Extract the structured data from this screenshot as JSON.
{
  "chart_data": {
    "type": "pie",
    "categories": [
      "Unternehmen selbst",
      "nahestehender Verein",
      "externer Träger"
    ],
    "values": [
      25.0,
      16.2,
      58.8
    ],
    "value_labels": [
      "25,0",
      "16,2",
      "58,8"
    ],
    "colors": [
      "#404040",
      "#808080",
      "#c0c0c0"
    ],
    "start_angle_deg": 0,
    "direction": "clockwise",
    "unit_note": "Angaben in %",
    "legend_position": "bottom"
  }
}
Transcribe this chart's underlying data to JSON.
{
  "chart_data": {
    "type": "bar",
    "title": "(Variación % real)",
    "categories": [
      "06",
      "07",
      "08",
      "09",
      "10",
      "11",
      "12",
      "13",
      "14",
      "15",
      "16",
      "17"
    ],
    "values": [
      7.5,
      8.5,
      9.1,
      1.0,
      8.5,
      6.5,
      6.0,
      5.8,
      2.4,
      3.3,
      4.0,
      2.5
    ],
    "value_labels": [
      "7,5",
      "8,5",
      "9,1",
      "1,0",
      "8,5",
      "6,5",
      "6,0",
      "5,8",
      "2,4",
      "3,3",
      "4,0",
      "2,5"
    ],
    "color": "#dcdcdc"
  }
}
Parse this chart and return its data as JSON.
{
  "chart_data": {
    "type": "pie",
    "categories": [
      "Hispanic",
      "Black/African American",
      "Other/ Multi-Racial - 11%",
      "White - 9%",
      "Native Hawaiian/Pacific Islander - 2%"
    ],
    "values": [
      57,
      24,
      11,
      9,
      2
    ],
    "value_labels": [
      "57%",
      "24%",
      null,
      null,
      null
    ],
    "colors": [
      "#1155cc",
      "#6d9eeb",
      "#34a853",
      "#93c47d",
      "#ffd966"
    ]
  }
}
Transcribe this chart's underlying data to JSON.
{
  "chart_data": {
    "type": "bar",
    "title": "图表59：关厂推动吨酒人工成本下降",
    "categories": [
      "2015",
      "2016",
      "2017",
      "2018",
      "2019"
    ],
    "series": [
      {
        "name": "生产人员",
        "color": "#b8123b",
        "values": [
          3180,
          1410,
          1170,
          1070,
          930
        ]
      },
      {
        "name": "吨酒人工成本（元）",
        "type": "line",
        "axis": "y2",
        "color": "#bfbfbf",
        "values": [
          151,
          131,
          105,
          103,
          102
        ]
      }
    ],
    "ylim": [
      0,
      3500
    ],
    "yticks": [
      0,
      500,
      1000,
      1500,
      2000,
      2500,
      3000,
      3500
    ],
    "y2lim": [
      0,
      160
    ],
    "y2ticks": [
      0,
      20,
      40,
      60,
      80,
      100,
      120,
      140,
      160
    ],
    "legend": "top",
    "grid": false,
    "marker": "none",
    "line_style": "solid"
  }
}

→ Exercise directions
All of the data needs to be printed once more, exactly.

→ Task output
Extract the structured data from this screenshot as JSON.
{
  "chart_data": {
    "type": "pie",
    "categories": [
      "Unternehmen selbst",
      "nahestehender Verein",
      "externer Träger"
    ],
    "values": [
      25.0,
      16.2,
      58.8
    ],
    "value_labels": [
      "25,0",
      "16,2",
      "58,8"
    ],
    "colors": [
      "#404040",
      "#808080",
      "#c0c0c0"
    ],
    "start_angle_deg": 0,
    "direction": "clockwise",
    "unit_note": "Angaben in %",
    "legend_position": "bottom"
  }
}
Transcribe this chart's underlying data to JSON.
{
  "chart_data": {
    "type": "bar",
    "title": "(Variación % real)",
    "categories": [
      "06",
      "07",
      "08",
      "09",
      "10",
      "11",
      "12",
      "13",
      "14",
      "15",
      "16",
      "17"
    ],
    "values": [
      7.5,
      8.5,
      9.1,
      1.0,
      8.5,
      6.5,
      6.0,
      5.8,
      2.4,
      3.3,
      4.0,
      2.5
    ],
    "value_labels": [
      "7,5",
      "8,5",
      "9,1",
      "1,0",
      "8,5",
      "6,5",
      "6,0",
      "5,8",
      "2,4",
      "3,3",
      "4,0",
      "2,5"
    ],
    "color": "#dcdcdc"
  }
}
Parse this chart and return its data as JSON.
{
  "chart_data": {
    "type": "pie",
    "categories": [
      "Hispanic",
      "Black/African American",
      "Other/ Multi-Racial - 11%",
      "White - 9%",
      "Native Hawaiian/Pacific Islander - 2%"
    ],
    "values": [
      57,
      24,
      11,
      9,
      2
    ],
    "value_labels": [
      "57%",
      "24%",
      null,
      null,
      null
    ],
    "colors": [
      "#1155cc",
      "#6d9eeb",
      "#34a853",
      "#93c47d",
      "#ffd966"
    ]
  }
}
Transcribe this chart's underlying data to JSON.
{
  "chart_data": {
    "type": "bar",
    "title": "图表59：关厂推动吨酒人工成本下降",
    "categories": [
      "2015",
      "2016",
      "2017",
      "2018",
      "2019"
    ],
    "series": [
      {
        "name": "生产人员",
        "color": "#b8123b",
        "values": [
          3180,
          1410,
          1170,
          1070,
          930
        ]
      },
      {
        "name": "吨酒人工成本（元）",
        "type": "line",
        "axis": "y2",
        "color": "#bfbfbf",
        "values": [
          151,
          131,
          105,
          103,
          102
        ]
      }
    ],
    "ylim": [
      0,
      3500
    ],
    "yticks": [
      0,
      500,
      1000,
      1500,
      2000,
      2500,
      3000,
      3500
    ],
    "y2lim": [
      0,
      160
    ],
    "y2ticks": [
      0,
      20,
      40,
      60,
      80,
      100,
      120,
      140,
      160
    ],
    "legend": "top",
    "grid": false,
    "marker": "none",
    "line_style": "solid"
  }
}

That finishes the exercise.